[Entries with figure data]
[START]

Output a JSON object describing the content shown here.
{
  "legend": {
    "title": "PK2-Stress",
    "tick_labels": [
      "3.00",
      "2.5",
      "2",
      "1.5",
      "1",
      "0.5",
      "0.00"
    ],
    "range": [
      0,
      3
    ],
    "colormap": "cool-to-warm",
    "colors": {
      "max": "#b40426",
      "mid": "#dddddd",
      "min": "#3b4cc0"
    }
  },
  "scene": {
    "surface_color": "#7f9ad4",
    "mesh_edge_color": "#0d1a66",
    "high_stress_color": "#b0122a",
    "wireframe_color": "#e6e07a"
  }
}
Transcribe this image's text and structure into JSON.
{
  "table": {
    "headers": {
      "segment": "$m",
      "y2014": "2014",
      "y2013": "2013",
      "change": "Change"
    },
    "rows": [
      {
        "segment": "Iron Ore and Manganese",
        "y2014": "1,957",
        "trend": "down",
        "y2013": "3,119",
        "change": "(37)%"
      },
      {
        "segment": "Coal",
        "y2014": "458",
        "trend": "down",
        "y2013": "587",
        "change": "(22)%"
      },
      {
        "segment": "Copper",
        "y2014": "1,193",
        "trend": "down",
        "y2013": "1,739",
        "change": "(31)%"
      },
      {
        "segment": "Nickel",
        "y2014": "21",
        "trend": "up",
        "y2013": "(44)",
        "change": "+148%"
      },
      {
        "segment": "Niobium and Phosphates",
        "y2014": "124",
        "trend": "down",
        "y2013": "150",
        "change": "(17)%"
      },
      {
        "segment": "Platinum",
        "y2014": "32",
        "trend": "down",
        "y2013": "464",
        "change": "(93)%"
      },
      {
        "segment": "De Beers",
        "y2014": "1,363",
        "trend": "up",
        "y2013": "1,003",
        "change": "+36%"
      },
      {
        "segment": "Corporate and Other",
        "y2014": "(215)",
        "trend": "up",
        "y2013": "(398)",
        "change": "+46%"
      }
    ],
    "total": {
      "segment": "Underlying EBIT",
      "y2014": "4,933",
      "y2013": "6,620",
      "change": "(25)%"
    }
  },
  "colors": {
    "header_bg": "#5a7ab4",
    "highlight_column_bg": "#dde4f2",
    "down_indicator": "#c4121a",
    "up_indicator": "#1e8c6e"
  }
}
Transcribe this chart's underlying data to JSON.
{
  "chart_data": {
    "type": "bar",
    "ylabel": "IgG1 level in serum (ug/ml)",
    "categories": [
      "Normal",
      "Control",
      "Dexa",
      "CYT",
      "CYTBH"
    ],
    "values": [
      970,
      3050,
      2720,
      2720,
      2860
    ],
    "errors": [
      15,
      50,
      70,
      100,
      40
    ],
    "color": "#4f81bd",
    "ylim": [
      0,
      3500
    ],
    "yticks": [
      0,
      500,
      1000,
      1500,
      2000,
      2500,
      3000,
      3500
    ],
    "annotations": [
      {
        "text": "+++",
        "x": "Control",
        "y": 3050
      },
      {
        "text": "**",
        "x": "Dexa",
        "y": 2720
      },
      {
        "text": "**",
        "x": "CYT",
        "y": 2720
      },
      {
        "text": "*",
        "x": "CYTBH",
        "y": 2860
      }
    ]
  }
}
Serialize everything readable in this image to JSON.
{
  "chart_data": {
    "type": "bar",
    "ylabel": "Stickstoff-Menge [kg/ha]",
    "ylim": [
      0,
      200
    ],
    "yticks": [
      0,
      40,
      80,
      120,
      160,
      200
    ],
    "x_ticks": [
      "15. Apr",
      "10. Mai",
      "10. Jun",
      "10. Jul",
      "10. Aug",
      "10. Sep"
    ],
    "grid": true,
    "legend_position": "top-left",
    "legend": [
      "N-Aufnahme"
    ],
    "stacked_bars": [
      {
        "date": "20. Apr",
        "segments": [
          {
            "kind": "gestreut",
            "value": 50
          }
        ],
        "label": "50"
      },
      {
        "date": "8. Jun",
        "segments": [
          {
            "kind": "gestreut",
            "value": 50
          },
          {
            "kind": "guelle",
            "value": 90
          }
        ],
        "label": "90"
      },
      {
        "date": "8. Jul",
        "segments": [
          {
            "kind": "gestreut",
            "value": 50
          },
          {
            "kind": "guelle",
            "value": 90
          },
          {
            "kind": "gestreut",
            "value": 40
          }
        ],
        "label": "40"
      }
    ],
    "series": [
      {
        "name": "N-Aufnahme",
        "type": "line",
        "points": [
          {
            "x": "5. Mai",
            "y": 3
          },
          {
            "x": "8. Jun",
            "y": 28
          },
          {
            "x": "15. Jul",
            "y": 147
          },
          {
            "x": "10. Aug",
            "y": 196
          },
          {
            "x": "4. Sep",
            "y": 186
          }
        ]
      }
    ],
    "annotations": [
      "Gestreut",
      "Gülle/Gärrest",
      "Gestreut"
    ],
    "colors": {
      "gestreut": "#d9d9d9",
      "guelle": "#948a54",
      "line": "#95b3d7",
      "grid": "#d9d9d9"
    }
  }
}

[END]

▶ [TASK DETAILS]:
Transcribe every line of the data, exactly as it stands.

▶ [RESULT OF THE EXERCISE]:
Output a JSON object describing the content shown here.
{
  "legend": {
    "title": "PK2-Stress",
    "tick_labels": [
      "3.00",
      "2.5",
      "2",
      "1.5",
      "1",
      "0.5",
      "0.00"
    ],
    "range": [
      0,
      3
    ],
    "colormap": "cool-to-warm",
    "colors": {
      "max": "#b40426",
      "mid": "#dddddd",
      "min": "#3b4cc0"
    }
  },
  "scene": {
    "surface_color": "#7f9ad4",
    "mesh_edge_color": "#0d1a66",
    "high_stress_color": "#b0122a",
    "wireframe_color": "#e6e07a"
  }
}
Transcribe this image's text and structure into JSON.
{
  "table": {
    "headers": {
      "segment": "$m",
      "y2014": "2014",
      "y2013": "2013",
      "change": "Change"
    },
    "rows": [
      {
        "segment": "Iron Ore and Manganese",
        "y2014": "1,957",
        "trend": "down",
        "y2013": "3,119",
        "change": "(37)%"
      },
      {
        "segment": "Coal",
        "y2014": "458",
        "trend": "down",
        "y2013": "587",
        "change": "(22)%"
      },
      {
        "segment": "Copper",
        "y2014": "1,193",
        "trend": "down",
        "y2013": "1,739",
        "change": "(31)%"
      },
      {
        "segment": "Nickel",
        "y2014": "21",
        "trend": "up",
        "y2013": "(44)",
        "change": "+148%"
      },
      {
        "segment": "Niobium and Phosphates",
        "y2014": "124",
        "trend": "down",
        "y2013": "150",
        "change": "(17)%"
      },
      {
        "segment": "Platinum",
        "y2014": "32",
        "trend": "down",
        "y2013": "464",
        "change": "(93)%"
      },
      {
        "segment": "De Beers",
        "y2014": "1,363",
        "trend": "up",
        "y2013": "1,003",
        "change": "+36%"
      },
      {
        "segment": "Corporate and Other",
        "y2014": "(215)",
        "trend": "up",
        "y2013": "(398)",
        "change": "+46%"
      }
    ],
    "total": {
      "segment": "Underlying EBIT",
      "y2014": "4,933",
      "y2013": "6,620",
      "change": "(25)%"
    }
  },
  "colors": {
    "header_bg": "#5a7ab4",
    "highlight_column_bg": "#dde4f2",
    "down_indicator": "#c4121a",
    "up_indicator": "#1e8c6e"
  }
}
Transcribe this chart's underlying data to JSON.
{
  "chart_data": {
    "type": "bar",
    "ylabel": "IgG1 level in serum (ug/ml)",
    "categories": [
      "Normal",
      "Control",
      "Dexa",
      "CYT",
      "CYTBH"
    ],
    "values": [
      970,
      3050,
      2720,
      2720,
      2860
    ],
    "errors": [
      15,
      50,
      70,
      100,
      40
    ],
    "color": "#4f81bd",
    "ylim": [
      0,
      3500
    ],
    "yticks": [
      0,
      500,
      1000,
      1500,
      2000,
      2500,
      3000,
      3500
    ],
    "annotations": [
      {
        "text": "+++",
        "x": "Control",
        "y": 3050
      },
      {
        "text": "**",
        "x": "Dexa",
        "y": 2720
      },
      {
        "text": "**",
        "x": "CYT",
        "y": 2720
      },
      {
        "text": "*",
        "x": "CYTBH",
        "y": 2860
      }
    ]
  }
}
Serialize everything readable in this image to JSON.
{
  "chart_data": {
    "type": "bar",
    "ylabel": "Stickstoff-Menge [kg/ha]",
    "ylim": [
      0,
      200
    ],
    "yticks": [
      0,
      40,
      80,
      120,
      160,
      200
    ],
    "x_ticks": [
      "15. Apr",
      "10. Mai",
      "10. Jun",
      "10. Jul",
      "10. Aug",
      "10. Sep"
    ],
    "grid": true,
    "legend_position": "top-left",
    "legend": [
      "N-Aufnahme"
    ],
    "stacked_bars": [
      {
        "date": "20. Apr",
        "segments": [
          {
            "kind": "gestreut",
            "value": 50
          }
        ],
        "label": "50"
      },
      {
        "date": "8. Jun",
        "segments": [
          {
            "kind": "gestreut",
            "value": 50
          },
          {
            "kind": "guelle",
            "value": 90
          }
        ],
        "label": "90"
      },
      {
        "date": "8. Jul",
        "segments": [
          {
            "kind": "gestreut",
            "value": 50
          },
          {
            "kind": "guelle",
            "value": 90
          },
          {
            "kind": "gestreut",
            "value": 40
          }
        ],
        "label": "40"
      }
    ],
    "series": [
      {
        "name": "N-Aufnahme",
        "type": "line",
        "points": [
          {
            "x": "5. Mai",
            "y": 3
          },
          {
            "x": "8. Jun",
            "y": 28
          },
          {
            "x": "15. Jul",
            "y": 147
          },
          {
            "x": "10. Aug",
            "y": 196
          },
          {
            "x": "4. Sep",
            "y": 186
          }
        ]
      }
    ],
    "annotations": [
      "Gestreut",
      "Gülle/Gärrest",
      "Gestreut"
    ],
    "colors": {
      "gestreut": "#d9d9d9",
      "guelle": "#948a54",
      "line": "#95b3d7",
      "grid": "#d9d9d9"
    }
  }
}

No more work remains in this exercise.